Start of Page

2. Turing Machines

We saw in the last lecture that for every fixed machine, there exists a language that cannot be computed by algorithms for that specific machine. Our goal today is to strengthen this result to identify an explicit language that cannot be computed by algorithms over any machine model.

That is where Turing machines come in. The magic of this model of computation is that it satisfies what appear to be two contradictory goals. One, it is a very simple model. So simple that we will be able to analyze Turing machines directly and prove quite a few nontrivial statements about them. And two, it is general enough to capture what is computable by all other reaonable models of computation.

Definition of Turing Machines

The simplest Turing machine model is the deterministic 1-tape Turing machine.

This machine has two main components. There is the machine itself, which has a finite number of possible internal states. And there is an infinite tape split up into squares. Each square contains exactly one symbol. The machine has a tape head that is always positioned over one of the squares of the tape. At each step in the execution, the Turing machine uses its internal state and the symbol on the square of the tape under the tape head to determine its next action.

The action taken by a Turing machine at each computational step consists of three parts: the internal state it goes to, the symbol that is overwritten over the previous symbol on the square of tape under the tape head, and a movement Left or Right of the tape head to the square adjacent to the current one on the tape. In addition, the machine has two additional special actions that it can take to halt: one accepts, and the other rejects.

End of Page
Start of Records provided

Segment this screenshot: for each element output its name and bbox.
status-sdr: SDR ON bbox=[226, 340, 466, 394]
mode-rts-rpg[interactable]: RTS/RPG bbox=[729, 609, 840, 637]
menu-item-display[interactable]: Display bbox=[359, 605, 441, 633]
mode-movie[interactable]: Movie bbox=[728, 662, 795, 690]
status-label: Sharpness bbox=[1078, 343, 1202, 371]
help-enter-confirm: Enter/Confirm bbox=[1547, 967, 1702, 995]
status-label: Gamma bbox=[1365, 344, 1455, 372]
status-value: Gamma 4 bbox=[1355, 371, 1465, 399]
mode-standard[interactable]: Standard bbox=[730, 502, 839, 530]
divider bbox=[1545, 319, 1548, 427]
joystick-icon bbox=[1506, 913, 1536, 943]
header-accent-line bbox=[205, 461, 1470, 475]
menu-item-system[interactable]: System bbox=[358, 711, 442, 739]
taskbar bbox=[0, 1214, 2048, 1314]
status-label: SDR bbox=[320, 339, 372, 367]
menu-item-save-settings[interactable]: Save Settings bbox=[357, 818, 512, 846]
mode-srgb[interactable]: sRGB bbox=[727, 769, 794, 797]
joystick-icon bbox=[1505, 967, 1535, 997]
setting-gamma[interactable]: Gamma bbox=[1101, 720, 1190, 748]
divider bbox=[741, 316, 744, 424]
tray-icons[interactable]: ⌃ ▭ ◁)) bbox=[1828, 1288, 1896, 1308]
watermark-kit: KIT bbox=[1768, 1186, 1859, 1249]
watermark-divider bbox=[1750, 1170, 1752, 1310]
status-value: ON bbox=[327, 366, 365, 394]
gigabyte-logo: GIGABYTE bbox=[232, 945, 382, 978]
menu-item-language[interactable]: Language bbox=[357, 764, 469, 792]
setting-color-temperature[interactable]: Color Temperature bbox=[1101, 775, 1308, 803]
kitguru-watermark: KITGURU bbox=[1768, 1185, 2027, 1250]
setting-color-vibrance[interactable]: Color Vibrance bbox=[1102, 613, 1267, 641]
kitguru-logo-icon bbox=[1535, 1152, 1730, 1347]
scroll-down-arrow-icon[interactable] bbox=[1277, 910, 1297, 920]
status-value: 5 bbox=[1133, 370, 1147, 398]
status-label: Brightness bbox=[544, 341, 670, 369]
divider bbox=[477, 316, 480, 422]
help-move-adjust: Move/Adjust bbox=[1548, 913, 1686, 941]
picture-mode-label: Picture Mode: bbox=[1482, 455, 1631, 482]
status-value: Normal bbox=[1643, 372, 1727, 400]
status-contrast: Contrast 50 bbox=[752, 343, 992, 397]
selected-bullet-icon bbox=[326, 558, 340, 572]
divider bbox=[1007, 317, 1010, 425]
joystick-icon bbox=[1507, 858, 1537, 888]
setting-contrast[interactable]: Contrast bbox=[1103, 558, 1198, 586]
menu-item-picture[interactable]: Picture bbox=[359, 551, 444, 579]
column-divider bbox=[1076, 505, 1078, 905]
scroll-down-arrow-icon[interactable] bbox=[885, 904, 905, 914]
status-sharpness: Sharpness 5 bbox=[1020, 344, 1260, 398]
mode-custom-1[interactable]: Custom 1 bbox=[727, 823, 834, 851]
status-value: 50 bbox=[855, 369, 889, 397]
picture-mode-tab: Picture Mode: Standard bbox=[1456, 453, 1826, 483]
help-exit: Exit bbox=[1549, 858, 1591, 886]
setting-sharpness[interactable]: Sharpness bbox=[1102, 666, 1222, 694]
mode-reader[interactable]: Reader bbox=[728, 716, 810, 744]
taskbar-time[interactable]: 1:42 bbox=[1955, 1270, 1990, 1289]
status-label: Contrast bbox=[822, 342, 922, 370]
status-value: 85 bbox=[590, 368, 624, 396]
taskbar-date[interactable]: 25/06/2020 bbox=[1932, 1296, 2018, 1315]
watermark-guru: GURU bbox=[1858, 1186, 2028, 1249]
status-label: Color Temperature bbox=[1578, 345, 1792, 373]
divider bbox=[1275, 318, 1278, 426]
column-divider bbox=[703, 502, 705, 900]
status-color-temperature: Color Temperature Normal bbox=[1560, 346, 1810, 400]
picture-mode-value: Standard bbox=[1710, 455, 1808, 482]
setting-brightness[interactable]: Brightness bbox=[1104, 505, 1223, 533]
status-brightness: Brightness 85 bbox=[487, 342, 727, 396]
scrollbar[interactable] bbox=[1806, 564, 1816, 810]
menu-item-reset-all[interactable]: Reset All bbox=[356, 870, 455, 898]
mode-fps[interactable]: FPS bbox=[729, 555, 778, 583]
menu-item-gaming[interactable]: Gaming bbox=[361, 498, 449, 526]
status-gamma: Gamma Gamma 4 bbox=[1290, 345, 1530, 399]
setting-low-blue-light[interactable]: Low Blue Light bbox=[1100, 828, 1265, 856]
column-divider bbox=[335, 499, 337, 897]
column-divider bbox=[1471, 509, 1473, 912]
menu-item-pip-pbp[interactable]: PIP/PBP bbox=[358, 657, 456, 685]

End of Records provided

## What to work on
**A.** According to the Turing machines lecture, what are the two main components of the deterministic 1-tape Turing machine?
**B.** Pick up the Turing machines lecture after its last sentence and write the next part.

## Answers
**A.** The machine itself, which has a finite number of internal states, and an infinite tape split up into squares.

**B.**
The input to a Turing machine is a string of binary symbols on the tape, surrounded by an infinite number of squares that contain a special blank symbol. We write $\square$ to denote the special blank symbol. The tape head of the Turing machine is initially on the left-most symbol of the input. (In the special case where the input is the empty string $\varepsilon$, the tape consists entirely of blank symbols and the tape head is over any one of them.)

The simplest way to define a Turing machine is via a transition diagram such as the following one.

The edges in the diagram describe all the actions that a Turing machine can do in a computational step. For example, the self-loop in the top right corner of the diagram above specifies that if the machine is currently in state $\mathbf{3}$ and the tape head is over a square with the symbol $1$, it writes a $0$ on that square (overwriting the previous $1$), moves the tape head Left one square, and stays in state $\mathbf{3}$.

We can also provide a formal definition of Turing machines in the following way.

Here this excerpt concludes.